INSTRUCTIONS FOR THE TASK.
Each entry below should be reproduced character for character.
___ EXCERPTED DATA
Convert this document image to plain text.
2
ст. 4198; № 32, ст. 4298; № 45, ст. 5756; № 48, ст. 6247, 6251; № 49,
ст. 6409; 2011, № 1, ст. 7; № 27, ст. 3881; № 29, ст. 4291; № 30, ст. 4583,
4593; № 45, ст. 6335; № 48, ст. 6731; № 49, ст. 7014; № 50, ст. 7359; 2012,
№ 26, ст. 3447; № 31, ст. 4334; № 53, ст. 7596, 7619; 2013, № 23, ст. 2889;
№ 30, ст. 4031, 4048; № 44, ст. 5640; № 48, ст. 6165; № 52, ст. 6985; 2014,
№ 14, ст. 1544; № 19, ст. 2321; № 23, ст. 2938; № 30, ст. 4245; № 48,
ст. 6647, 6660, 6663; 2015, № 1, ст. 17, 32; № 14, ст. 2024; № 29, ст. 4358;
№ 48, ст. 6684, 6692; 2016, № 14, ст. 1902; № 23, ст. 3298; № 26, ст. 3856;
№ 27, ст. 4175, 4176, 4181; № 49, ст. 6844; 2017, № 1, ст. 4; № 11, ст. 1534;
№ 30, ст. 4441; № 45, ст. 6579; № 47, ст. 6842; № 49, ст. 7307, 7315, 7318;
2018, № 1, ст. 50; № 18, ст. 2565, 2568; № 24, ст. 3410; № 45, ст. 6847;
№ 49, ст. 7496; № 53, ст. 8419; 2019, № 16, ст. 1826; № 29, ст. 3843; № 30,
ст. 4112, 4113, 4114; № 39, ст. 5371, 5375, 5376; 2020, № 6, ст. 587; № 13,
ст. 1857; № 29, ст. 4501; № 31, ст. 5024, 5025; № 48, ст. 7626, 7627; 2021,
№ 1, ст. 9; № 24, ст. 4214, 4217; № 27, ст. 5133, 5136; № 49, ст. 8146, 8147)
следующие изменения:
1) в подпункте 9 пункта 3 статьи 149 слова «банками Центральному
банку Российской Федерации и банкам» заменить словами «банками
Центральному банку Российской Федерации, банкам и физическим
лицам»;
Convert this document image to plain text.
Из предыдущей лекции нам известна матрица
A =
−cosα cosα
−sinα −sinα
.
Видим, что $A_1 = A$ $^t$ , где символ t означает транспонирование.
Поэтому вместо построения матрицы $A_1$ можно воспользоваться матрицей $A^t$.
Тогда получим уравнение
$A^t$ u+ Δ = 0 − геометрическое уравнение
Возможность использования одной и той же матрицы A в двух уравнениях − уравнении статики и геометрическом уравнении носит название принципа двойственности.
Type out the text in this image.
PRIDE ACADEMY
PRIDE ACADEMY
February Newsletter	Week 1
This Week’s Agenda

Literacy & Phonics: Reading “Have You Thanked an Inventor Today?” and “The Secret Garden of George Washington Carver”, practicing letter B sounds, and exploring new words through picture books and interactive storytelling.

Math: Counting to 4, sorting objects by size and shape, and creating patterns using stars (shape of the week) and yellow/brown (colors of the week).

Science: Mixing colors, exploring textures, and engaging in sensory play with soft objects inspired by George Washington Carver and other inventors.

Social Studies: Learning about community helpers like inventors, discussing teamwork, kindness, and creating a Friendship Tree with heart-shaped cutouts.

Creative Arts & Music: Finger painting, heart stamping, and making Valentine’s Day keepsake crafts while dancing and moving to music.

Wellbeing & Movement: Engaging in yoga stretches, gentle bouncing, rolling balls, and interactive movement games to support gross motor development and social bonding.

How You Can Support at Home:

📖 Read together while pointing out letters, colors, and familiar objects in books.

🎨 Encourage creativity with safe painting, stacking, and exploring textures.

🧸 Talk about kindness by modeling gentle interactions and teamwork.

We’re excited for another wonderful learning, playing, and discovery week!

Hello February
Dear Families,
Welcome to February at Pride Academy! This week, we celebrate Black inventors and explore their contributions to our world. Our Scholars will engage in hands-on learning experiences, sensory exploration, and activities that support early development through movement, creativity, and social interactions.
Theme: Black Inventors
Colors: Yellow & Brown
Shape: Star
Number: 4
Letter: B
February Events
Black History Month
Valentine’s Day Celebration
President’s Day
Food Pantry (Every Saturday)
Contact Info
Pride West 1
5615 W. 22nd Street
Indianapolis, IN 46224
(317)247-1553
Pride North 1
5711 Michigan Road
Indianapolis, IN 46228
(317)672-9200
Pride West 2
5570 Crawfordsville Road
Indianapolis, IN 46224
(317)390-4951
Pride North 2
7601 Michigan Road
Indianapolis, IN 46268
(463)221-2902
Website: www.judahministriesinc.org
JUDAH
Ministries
______
SOLVED EXERCISE.
Convert this document image to plain text.
2
ст. 4198; № 32, ст. 4298; № 45, ст. 5756; № 48, ст. 6247, 6251; № 49,
ст. 6409; 2011, № 1, ст. 7; № 27, ст. 3881; № 29, ст. 4291; № 30, ст. 4583,
4593; № 45, ст. 6335; № 48, ст. 6731; № 49, ст. 7014; № 50, ст. 7359; 2012,
№ 26, ст. 3447; № 31, ст. 4334; № 53, ст. 7596, 7619; 2013, № 23, ст. 2889;
№ 30, ст. 4031, 4048; № 44, ст. 5640; № 48, ст. 6165; № 52, ст. 6985; 2014,
№ 14, ст. 1544; № 19, ст. 2321; № 23, ст. 2938; № 30, ст. 4245; № 48,
ст. 6647, 6660, 6663; 2015, № 1, ст. 17, 32; № 14, ст. 2024; № 29, ст. 4358;
№ 48, ст. 6684, 6692; 2016, № 14, ст. 1902; № 23, ст. 3298; № 26, ст. 3856;
№ 27, ст. 4175, 4176, 4181; № 49, ст. 6844; 2017, № 1, ст. 4; № 11, ст. 1534;
№ 30, ст. 4441; № 45, ст. 6579; № 47, ст. 6842; № 49, ст. 7307, 7315, 7318;
2018, № 1, ст. 50; № 18, ст. 2565, 2568; № 24, ст. 3410; № 45, ст. 6847;
№ 49, ст. 7496; № 53, ст. 8419; 2019, № 16, ст. 1826; № 29, ст. 3843; № 30,
ст. 4112, 4113, 4114; № 39, ст. 5371, 5375, 5376; 2020, № 6, ст. 587; № 13,
ст. 1857; № 29, ст. 4501; № 31, ст. 5024, 5025; № 48, ст. 7626, 7627; 2021,
№ 1, ст. 9; № 24, ст. 4214, 4217; № 27, ст. 5133, 5136; № 49, ст. 8146, 8147)
следующие изменения:
1) в подпункте 9 пункта 3 статьи 149 слова «банками Центральному
банку Российской Федерации и банкам» заменить словами «банками
Центральному банку Российской Федерации, банкам и физическим
лицам»;
Convert this document image to plain text.
Из предыдущей лекции нам известна матрица
A =
−cosα cosα
−sinα −sinα
.
Видим, что $A_1 = A$ $^t$ , где символ t означает транспонирование.
Поэтому вместо построения матрицы $A_1$ можно воспользоваться матрицей $A^t$.
Тогда получим уравнение
$A^t$ u+ Δ = 0 − геометрическое уравнение
Возможность использования одной и той же матрицы A в двух уравнениях − уравнении статики и геометрическом уравнении носит название принципа двойственности.
Type out the text in this image.
PRIDE ACADEMY
PRIDE ACADEMY
February Newsletter	Week 1
This Week’s Agenda

Literacy & Phonics: Reading “Have You Thanked an Inventor Today?” and “The Secret Garden of George Washington Carver”, practicing letter B sounds, and exploring new words through picture books and interactive storytelling.

Math: Counting to 4, sorting objects by size and shape, and creating patterns using stars (shape of the week) and yellow/brown (colors of the week).

Science: Mixing colors, exploring textures, and engaging in sensory play with soft objects inspired by George Washington Carver and other inventors.

Social Studies: Learning about community helpers like inventors, discussing teamwork, kindness, and creating a Friendship Tree with heart-shaped cutouts.

Creative Arts & Music: Finger painting, heart stamping, and making Valentine’s Day keepsake crafts while dancing and moving to music.

Wellbeing & Movement: Engaging in yoga stretches, gentle bouncing, rolling balls, and interactive movement games to support gross motor development and social bonding.

How You Can Support at Home:

📖 Read together while pointing out letters, colors, and familiar objects in books.

🎨 Encourage creativity with safe painting, stacking, and exploring textures.

🧸 Talk about kindness by modeling gentle interactions and teamwork.

We’re excited for another wonderful learning, playing, and discovery week!

Hello February
Dear Families,
Welcome to February at Pride Academy! This week, we celebrate Black inventors and explore their contributions to our world. Our Scholars will engage in hands-on learning experiences, sensory exploration, and activities that support early development through movement, creativity, and social interactions.
Theme: Black Inventors
Colors: Yellow & Brown
Shape: Star
Number: 4
Letter: B
February Events
Black History Month
Valentine’s Day Celebration
President’s Day
Food Pantry (Every Saturday)
Contact Info
Pride West 1
5615 W. 22nd Street
Indianapolis, IN 46224
(317)247-1553
Pride North 1
5711 Michigan Road
Indianapolis, IN 46228
(317)672-9200
Pride West 2
5570 Crawfordsville Road
Indianapolis, IN 46224
(317)390-4951
Pride North 2
7601 Michigan Road
Indianapolis, IN 46268
(463)221-2902
Website: www.judahministriesinc.org
JUDAH
Ministries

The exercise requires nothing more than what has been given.